__SELECTED PASSAGE__
□ □ □ □ □ □ □
In Severodonetsk, “fighting is raging around the industrial zone” where, according to local authorities, 568 people including 38 children – mainly employees and their families – are now taking refuge inside the Azot factory, according to the head of the Severodonetsk district, Roman Vlasenko.

They refuse to evacuate, according to Mr. Gaïdaï, who assured that they receive food, water and some basic medicines. According to him, “they will be able to evacuate if there is an agreement at the highest level” between the belligerents, with “a ceasefire and a clearly defined route”.

The Ukrainian president urged his army to “hold on”, judging that the outcome of the war would depend on its resistance and its ability to rein in the Russian army and inflict losses on it.

In the large city of Kharkiv (northeast), Governor Oleg Synegoubov announced on his Telegram channel that 15 people, including an eight-year-old child, were killed on Tuesday and 16 injured under Russian artillery fire.
□ □ □ □ □ □ □
__DATASET CONTENT__

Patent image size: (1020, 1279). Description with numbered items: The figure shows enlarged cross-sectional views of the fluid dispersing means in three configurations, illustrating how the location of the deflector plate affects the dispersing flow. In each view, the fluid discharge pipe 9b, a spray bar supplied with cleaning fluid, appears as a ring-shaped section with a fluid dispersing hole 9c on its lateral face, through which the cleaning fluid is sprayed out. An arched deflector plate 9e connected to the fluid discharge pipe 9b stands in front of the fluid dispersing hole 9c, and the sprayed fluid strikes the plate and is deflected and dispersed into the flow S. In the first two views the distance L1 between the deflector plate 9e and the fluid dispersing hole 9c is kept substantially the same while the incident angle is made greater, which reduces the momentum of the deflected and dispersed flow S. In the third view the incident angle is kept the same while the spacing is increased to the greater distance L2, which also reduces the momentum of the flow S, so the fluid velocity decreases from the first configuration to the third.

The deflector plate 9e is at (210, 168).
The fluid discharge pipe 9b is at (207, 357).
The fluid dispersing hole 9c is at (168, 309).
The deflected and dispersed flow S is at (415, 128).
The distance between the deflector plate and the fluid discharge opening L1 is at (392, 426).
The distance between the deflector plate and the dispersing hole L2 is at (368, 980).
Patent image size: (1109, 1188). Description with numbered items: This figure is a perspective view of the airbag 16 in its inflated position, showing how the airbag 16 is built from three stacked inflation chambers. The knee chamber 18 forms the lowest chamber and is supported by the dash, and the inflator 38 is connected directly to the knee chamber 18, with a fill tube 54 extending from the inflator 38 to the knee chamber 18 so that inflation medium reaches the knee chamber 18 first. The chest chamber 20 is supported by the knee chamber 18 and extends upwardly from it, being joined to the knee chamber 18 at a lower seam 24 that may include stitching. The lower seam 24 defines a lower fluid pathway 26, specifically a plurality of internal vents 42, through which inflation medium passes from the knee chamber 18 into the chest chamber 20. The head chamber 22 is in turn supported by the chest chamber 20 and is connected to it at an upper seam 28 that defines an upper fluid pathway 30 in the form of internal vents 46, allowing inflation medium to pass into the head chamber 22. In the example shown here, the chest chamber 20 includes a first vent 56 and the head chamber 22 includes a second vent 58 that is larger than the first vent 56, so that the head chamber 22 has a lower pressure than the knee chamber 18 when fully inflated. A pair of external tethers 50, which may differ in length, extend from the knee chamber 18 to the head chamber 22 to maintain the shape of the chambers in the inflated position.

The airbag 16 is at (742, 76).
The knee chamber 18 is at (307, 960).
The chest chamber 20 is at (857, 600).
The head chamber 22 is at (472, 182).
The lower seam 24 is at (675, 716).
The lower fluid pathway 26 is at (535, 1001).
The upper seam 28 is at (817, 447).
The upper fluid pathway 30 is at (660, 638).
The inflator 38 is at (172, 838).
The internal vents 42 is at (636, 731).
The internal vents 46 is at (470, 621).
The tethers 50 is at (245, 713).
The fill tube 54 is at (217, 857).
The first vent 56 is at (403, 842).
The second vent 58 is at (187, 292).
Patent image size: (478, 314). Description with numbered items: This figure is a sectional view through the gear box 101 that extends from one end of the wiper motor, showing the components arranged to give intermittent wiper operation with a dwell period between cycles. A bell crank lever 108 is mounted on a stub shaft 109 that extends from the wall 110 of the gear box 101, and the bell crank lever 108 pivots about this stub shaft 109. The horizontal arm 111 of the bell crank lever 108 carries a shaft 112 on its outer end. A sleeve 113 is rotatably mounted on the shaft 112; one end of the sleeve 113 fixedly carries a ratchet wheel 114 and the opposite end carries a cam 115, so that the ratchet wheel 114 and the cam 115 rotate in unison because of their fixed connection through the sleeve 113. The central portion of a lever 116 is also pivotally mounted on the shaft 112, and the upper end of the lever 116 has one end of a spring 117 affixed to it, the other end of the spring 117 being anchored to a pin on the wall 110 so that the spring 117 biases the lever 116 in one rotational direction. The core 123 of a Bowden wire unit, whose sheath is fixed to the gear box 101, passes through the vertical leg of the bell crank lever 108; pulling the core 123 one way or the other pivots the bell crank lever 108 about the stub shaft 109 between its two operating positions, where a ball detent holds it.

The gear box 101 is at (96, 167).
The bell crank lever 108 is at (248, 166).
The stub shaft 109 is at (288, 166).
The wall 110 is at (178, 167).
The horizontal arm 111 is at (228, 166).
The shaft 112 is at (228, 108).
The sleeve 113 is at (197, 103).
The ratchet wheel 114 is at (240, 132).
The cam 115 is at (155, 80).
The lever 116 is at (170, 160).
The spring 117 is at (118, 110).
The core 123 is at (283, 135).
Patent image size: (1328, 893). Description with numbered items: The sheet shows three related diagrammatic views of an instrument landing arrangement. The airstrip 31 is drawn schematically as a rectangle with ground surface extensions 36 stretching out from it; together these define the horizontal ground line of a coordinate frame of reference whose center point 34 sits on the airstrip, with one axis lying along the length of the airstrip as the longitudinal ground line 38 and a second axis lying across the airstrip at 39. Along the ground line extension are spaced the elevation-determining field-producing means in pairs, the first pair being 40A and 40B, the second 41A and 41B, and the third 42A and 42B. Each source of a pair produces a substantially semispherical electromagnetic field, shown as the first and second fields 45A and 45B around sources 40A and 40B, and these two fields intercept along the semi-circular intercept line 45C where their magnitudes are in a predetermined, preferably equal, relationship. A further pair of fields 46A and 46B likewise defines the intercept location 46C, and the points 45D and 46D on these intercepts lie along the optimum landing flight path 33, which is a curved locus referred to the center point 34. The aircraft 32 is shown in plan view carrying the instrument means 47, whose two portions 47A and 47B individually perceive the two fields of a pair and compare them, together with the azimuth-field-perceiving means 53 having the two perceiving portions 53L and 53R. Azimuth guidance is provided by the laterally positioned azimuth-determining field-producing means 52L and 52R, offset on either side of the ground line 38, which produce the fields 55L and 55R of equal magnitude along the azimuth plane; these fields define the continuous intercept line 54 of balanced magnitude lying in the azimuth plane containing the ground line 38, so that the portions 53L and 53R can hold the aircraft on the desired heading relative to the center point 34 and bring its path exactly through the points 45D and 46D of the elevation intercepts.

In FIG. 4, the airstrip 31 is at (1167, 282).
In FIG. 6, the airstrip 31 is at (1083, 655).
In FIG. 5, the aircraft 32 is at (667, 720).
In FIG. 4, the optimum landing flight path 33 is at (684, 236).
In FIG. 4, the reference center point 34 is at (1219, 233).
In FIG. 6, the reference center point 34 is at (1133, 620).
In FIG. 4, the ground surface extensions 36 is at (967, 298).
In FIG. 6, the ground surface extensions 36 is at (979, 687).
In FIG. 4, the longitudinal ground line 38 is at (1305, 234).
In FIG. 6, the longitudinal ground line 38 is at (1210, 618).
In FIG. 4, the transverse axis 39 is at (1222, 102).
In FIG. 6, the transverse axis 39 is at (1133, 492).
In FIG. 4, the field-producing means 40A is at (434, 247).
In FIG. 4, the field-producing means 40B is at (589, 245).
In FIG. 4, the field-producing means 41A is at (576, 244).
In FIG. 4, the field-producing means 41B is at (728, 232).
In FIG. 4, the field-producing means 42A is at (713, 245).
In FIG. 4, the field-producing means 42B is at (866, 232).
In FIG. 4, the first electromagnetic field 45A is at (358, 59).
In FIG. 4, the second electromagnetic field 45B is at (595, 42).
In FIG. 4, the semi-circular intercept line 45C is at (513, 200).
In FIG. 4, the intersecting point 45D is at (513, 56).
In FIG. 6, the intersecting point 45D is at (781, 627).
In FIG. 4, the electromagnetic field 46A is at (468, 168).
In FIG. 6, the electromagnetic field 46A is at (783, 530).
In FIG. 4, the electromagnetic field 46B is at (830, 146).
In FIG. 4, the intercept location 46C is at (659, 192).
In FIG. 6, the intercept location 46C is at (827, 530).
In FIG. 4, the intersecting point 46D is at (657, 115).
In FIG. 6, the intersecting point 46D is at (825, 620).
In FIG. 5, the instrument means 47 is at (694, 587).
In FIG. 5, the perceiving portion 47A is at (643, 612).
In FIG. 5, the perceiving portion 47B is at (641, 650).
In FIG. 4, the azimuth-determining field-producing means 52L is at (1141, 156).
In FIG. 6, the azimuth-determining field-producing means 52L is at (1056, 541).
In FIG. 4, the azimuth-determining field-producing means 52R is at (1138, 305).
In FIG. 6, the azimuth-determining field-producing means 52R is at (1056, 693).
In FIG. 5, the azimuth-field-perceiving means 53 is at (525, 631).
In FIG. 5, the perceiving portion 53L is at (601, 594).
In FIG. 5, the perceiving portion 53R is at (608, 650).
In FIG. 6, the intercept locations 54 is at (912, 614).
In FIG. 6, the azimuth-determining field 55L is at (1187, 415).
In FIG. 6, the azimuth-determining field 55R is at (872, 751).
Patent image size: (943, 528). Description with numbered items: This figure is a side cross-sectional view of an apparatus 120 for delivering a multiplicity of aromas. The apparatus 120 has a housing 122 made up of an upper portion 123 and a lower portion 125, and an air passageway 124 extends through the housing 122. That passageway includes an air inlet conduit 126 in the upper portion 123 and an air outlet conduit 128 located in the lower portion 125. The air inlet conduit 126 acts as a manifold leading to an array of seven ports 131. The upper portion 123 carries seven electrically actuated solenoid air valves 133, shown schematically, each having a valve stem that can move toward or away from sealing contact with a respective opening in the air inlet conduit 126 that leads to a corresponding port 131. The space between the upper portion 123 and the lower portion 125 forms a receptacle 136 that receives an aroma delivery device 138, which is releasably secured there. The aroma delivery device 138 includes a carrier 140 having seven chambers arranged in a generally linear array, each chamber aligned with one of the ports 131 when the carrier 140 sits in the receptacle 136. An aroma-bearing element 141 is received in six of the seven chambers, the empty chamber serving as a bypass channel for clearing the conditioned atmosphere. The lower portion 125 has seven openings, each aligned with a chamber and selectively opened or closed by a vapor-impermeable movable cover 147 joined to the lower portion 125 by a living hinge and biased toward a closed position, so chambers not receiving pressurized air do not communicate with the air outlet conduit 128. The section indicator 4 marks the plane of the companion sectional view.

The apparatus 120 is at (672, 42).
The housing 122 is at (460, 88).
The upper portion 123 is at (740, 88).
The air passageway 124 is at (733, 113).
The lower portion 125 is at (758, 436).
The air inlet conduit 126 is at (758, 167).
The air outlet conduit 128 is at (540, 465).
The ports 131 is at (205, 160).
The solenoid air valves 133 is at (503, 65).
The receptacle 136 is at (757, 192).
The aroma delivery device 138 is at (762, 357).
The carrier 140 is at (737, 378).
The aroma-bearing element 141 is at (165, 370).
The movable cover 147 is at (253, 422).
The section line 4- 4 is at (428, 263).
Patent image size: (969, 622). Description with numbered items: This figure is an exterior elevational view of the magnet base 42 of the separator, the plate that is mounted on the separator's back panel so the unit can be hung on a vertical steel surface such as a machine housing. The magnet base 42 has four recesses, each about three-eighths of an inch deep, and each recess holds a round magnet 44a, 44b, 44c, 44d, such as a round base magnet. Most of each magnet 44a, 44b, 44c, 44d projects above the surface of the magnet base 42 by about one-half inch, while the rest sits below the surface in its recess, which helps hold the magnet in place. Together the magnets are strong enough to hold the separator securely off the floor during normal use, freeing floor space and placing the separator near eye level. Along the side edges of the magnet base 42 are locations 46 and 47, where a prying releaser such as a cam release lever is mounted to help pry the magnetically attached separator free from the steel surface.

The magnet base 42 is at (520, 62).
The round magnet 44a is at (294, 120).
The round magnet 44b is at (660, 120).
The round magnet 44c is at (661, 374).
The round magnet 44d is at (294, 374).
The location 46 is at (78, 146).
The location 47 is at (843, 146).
□ □ □ □ □ □ □
__WORK INSTRUCTIONS__
A – In the passage about the fighting in Severodonetsk, how many people are sheltering inside the Azot factory?
B – Extend the passage about the fighting in Severodonetsk and Kharkiv, starting after its final sentence.

__RESULTS FOR EACH TASK__
A – 568 people, including 38 children.

B –
Several towns in Donbass still under the control of Kyiv are preparing for a new advance by Russian troops, such as Sloviansk and Kramatorsk, east of Severodonetsk.

On Tuesday evening in Washington, a spokesman for the White House, John Kirby, also deemed it “appalling” that Moscow was raising the possibility of imposing the death penalty on two Americans captured by Russia in Ukraine, and confirmed that a second American national had been killed in action in that country.